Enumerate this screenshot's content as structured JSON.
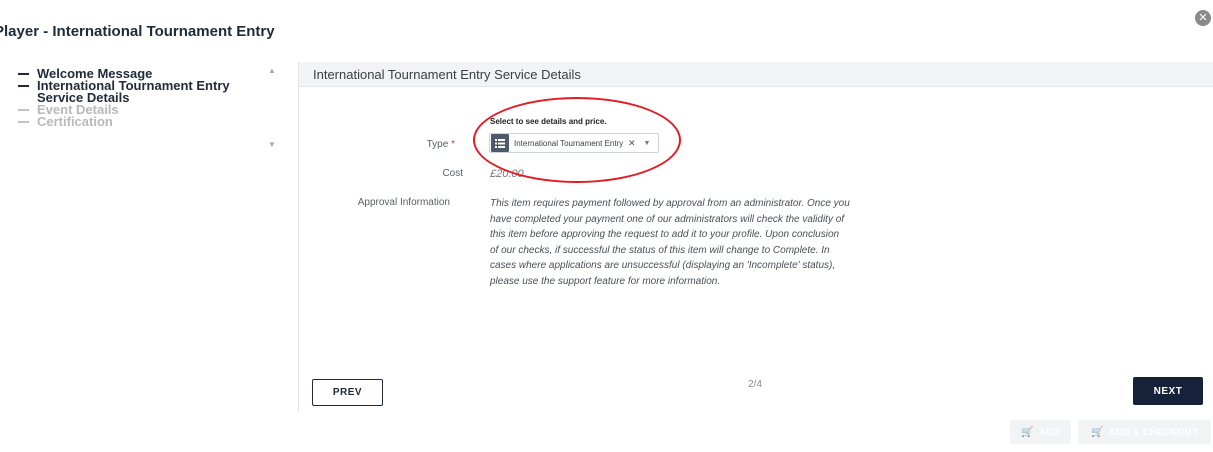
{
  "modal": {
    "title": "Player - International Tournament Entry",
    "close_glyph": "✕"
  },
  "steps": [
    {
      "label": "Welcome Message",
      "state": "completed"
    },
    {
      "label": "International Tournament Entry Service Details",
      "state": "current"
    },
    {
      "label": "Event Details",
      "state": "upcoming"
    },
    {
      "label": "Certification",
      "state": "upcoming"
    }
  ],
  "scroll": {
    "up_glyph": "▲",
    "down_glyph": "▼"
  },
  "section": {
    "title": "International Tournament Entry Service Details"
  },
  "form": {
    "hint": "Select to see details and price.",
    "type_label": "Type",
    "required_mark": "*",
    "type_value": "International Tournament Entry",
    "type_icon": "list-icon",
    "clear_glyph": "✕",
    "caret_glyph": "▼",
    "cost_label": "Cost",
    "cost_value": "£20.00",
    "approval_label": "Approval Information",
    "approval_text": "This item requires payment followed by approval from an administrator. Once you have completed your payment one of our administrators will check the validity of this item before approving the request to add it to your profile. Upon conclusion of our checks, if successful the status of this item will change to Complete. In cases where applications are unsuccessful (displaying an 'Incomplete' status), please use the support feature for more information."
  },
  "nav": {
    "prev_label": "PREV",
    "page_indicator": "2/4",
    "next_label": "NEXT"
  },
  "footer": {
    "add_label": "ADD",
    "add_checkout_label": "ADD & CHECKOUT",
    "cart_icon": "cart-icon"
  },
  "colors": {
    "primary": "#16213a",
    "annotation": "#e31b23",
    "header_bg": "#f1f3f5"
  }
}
+---+
WHAT THE EXERCISE ASKS:
Look over the material above and show each line where "state" appears.

EXPECTED ANSWER:
      "state": "completed"
      "state": "current"
      "state": "upcoming"
      "state": "upcoming"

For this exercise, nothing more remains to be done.